- **Records for this task**:
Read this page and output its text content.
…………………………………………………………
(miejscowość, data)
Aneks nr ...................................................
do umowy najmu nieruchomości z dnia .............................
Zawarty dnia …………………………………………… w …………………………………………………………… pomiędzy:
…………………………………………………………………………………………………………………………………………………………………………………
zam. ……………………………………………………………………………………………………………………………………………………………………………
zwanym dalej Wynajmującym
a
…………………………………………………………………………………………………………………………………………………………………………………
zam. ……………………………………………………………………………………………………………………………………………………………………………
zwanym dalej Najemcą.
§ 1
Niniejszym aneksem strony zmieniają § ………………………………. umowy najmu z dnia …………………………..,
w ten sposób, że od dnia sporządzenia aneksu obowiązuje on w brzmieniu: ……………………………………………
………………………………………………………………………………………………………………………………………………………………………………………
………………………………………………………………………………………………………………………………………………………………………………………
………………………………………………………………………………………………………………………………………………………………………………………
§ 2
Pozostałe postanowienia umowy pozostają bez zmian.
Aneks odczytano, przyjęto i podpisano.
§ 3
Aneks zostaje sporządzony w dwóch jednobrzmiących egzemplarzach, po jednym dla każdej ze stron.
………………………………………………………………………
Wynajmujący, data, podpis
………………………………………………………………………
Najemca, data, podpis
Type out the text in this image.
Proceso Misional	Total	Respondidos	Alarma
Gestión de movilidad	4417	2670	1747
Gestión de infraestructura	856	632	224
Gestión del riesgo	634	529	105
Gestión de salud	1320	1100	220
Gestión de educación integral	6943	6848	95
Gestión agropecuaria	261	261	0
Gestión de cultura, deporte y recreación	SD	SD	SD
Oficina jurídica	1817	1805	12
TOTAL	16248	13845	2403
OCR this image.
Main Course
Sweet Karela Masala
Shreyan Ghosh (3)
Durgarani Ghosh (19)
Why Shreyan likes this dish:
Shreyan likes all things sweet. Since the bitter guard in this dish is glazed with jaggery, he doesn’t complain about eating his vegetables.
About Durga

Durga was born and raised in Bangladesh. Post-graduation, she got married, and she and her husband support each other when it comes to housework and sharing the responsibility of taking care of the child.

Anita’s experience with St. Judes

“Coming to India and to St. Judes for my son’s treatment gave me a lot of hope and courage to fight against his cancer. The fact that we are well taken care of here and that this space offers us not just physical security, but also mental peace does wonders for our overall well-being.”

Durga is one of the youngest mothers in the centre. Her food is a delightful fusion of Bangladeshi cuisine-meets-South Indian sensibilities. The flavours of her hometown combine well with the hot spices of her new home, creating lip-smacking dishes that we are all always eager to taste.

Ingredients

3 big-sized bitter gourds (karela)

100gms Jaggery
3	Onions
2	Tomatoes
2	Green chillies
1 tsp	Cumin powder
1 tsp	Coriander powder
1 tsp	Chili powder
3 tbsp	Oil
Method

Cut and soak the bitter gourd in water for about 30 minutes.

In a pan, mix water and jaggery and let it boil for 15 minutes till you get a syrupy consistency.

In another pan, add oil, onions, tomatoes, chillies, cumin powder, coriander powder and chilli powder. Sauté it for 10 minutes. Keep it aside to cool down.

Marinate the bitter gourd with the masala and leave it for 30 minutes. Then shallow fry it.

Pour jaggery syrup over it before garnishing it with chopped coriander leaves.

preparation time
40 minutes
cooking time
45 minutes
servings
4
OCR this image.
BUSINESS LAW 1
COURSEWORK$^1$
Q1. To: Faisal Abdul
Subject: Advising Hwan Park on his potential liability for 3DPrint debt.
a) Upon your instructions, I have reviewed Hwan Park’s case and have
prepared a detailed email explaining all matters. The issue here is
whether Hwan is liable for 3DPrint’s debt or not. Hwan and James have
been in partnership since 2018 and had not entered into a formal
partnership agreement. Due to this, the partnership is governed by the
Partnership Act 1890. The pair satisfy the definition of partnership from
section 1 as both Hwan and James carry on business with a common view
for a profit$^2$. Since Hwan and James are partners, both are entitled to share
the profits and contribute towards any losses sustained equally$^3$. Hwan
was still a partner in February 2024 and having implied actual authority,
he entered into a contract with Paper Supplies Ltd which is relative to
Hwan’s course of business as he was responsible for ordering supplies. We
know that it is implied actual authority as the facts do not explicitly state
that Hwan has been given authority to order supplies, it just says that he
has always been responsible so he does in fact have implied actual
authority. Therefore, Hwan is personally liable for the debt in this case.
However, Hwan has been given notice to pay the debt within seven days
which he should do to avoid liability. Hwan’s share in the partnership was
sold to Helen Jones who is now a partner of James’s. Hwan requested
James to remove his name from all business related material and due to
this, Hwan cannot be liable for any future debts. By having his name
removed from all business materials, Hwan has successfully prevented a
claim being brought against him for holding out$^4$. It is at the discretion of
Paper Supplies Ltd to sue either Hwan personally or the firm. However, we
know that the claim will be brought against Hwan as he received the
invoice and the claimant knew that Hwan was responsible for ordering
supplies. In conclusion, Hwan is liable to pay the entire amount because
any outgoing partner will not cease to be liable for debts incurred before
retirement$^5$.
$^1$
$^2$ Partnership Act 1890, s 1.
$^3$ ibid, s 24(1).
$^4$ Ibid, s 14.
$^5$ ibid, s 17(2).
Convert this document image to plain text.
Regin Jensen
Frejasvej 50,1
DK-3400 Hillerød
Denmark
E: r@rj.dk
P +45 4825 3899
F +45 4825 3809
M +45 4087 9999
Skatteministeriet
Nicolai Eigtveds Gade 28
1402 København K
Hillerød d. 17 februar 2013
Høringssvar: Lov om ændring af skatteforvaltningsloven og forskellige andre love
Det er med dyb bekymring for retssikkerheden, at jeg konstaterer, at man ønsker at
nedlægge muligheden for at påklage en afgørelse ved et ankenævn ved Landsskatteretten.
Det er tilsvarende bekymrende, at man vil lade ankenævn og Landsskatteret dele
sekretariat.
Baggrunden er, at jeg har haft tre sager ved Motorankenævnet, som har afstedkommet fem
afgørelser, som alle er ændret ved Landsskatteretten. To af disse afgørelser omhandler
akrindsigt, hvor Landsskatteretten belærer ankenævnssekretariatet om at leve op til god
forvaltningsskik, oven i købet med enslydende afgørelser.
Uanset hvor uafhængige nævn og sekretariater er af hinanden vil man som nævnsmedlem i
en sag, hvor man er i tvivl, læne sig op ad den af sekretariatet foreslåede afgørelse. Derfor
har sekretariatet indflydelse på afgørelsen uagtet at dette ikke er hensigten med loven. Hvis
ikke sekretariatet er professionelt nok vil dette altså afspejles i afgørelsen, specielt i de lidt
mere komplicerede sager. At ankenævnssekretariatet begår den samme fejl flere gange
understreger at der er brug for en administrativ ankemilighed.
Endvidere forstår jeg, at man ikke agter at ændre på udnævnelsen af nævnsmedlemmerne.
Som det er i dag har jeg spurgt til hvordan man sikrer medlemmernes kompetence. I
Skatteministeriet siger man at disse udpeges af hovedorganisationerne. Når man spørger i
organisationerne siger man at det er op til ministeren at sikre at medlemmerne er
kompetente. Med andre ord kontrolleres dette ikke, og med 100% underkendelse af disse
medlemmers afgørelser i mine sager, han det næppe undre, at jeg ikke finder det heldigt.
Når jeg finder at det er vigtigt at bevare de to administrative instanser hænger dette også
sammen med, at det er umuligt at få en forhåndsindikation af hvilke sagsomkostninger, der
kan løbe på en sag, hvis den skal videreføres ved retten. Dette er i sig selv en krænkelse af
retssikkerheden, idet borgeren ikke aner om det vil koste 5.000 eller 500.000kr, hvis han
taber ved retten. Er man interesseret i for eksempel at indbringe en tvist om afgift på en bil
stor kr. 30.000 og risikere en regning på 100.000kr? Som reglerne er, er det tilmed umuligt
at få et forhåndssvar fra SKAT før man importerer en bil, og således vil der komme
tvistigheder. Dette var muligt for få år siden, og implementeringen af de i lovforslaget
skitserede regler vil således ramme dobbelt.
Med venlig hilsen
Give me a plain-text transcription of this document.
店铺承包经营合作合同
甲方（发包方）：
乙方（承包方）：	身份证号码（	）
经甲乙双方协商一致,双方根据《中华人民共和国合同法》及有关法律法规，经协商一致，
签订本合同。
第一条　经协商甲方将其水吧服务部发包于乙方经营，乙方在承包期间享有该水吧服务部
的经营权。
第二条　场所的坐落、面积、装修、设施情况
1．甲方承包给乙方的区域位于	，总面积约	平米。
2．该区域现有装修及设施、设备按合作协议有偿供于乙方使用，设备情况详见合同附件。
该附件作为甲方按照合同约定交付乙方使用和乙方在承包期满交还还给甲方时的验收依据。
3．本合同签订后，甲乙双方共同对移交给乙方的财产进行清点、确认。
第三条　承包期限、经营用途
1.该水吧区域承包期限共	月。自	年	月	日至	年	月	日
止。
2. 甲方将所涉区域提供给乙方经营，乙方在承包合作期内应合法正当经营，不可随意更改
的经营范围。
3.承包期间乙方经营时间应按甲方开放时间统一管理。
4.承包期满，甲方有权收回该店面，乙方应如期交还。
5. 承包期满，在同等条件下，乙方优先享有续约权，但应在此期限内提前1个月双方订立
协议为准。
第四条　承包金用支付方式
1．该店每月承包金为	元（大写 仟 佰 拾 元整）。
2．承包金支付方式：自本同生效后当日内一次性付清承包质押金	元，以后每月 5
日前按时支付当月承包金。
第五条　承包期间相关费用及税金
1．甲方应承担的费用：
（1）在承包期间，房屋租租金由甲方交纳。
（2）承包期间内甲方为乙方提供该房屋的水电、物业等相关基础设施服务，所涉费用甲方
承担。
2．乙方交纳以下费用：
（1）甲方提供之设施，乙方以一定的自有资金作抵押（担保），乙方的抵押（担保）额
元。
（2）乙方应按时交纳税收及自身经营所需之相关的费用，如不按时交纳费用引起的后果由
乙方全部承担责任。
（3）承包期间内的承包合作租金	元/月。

- **What the task requires**: Pull every line containing "well" from the data.

- **Correct output**:
“Coming to India and to St. Judes for my son’s treatment gave me a lot of hope and courage to fight against his cancer. The fact that we are well taken care of here and that this space offers us not just physical security, but also mental peace does wonders for our overall well-being.”
Durga is one of the youngest mothers in the centre. Her food is a delightful fusion of Bangladeshi cuisine-meets-South Indian sensibilities. The flavours of her hometown combine well with the hot spices of her new home, creating lip-smacking dishes that we are all always eager to taste.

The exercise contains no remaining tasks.